Task prompt
Examine each line of the data. Copy those that contain the string "frac".

Supplied records
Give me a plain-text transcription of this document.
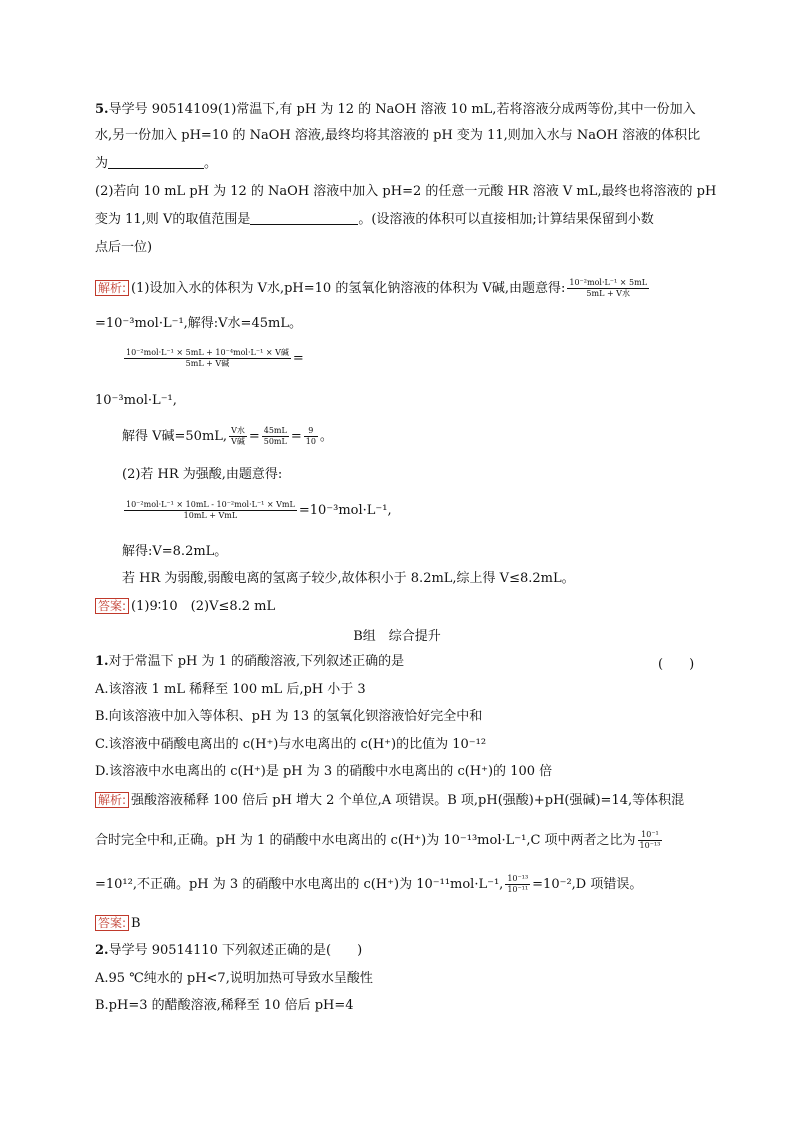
5.导学号 90514109(1)常温下,有 pH 为 12 的 NaOH 溶液 10 mL,若将溶液分成两等份,其中一份加入
水,另一份加入 pH=10 的 NaOH 溶液,最终均将其溶液的 pH 变为 11,则加入水与 NaOH 溶液的体积比
为	。
(2)若向 10 mL pH 为 12 的 NaOH 溶液中加入 pH=2 的任意一元酸 HR 溶液 V mL,最终也将溶液的 pH
变为 11,则 V的取值范围是	。(设溶液的体积可以直接相加;计算结果保留到小数
点后一位)
解析: (1)设加入水的体积为 V水,pH=10 的氢氧化钠溶液的体积为 V碱,由题意得: $\frac{\text{10⁻²mol·L⁻¹ × 5mL}}{\text{5mL + V水}}$
=10⁻³mol·L⁻¹,解得:V水=45mL。
$\frac{\text{10⁻²mol·L⁻¹ × 5mL + 10⁻⁴mol·L⁻¹ × V碱}}{\text{5mL + V碱}}$ =
10⁻³mol·L⁻¹,
解得 V碱=50mL, $\frac{\text{V水}}{\text{V碱}} = \frac{45mL}{50mL} = \frac{9}{10}$ 。
(2)若 HR 为强酸,由题意得:
$\frac{\text{10⁻²mol·L⁻¹ × 10mL - 10⁻²mol·L⁻¹ × VmL}}{\text{10mL + VmL}} =10^{-3}mol\cdot L^{-1}$,
解得:V=8.2mL。
若 HR 为弱酸,弱酸电离的氢离子较少,故体积小于 8.2mL,综上得 V≤8.2mL。
答案: (1)9∶10　(2)V≤8.2 mL
B组　综合提升
1.对于常温下 pH 为 1 的硝酸溶液,下列叙述正确的是	(　　)
A.该溶液 1 mL 稀释至 100 mL 后,pH 小于 3
B.向该溶液中加入等体积、pH 为 13 的氢氧化钡溶液恰好完全中和
C.该溶液中硝酸电离出的 c(H⁺)与水电离出的 c(H⁺)的比值为 10⁻¹²
D.该溶液中水电离出的 c(H⁺)是 pH 为 3 的硝酸中水电离出的 c(H⁺)的 100 倍
解析: 强酸溶液稀释 100 倍后 pH 增大 2 个单位,A 项错误。B 项,pH(强酸)+pH(强碱)=14,等体积混
合时完全中和,正确。pH 为 1 的硝酸中水电离出的 c(H⁺)为 10⁻¹³mol·L⁻¹,C 项中两者之比为 $\frac{\text{10⁻¹}}{\text{10⁻¹³}}$
=10¹²,不正确。pH 为 3 的硝酸中水电离出的 c(H⁺)为 10⁻¹¹mol·L⁻¹, $\frac{\text{10⁻¹³}}{\text{10⁻¹¹}} =10^{-2},D$ 项错误。
答案: B
2.导学号 90514110 下列叙述正确的是(　　)
A.95 ℃纯水的 pH<7,说明加热可导致水呈酸性
B.pH=3 的醋酸溶液,稀释至 10 倍后 pH=4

Output of the exercise
解析: (1)设加入水的体积为 V水,pH=10 的氢氧化钠溶液的体积为 V碱,由题意得: $\frac{\text{10⁻²mol·L⁻¹ × 5mL}}{\text{5mL + V水}}$
$\frac{\text{10⁻²mol·L⁻¹ × 5mL + 10⁻⁴mol·L⁻¹ × V碱}}{\text{5mL + V碱}}$ =
解得 V碱=50mL, $\frac{\text{V水}}{\text{V碱}} = \frac{45mL}{50mL} = \frac{9}{10}$ 。
$\frac{\text{10⁻²mol·L⁻¹ × 10mL - 10⁻²mol·L⁻¹ × VmL}}{\text{10mL + VmL}} =10^{-3}mol\cdot L^{-1}$,
合时完全中和,正确。pH 为 1 的硝酸中水电离出的 c(H⁺)为 10⁻¹³mol·L⁻¹,C 项中两者之比为 $\frac{\text{10⁻¹}}{\text{10⁻¹³}}$
=10¹²,不正确。pH 为 3 的硝酸中水电离出的 c(H⁺)为 10⁻¹¹mol·L⁻¹, $\frac{\text{10⁻¹³}}{\text{10⁻¹¹}} =10^{-2},D$ 项错误。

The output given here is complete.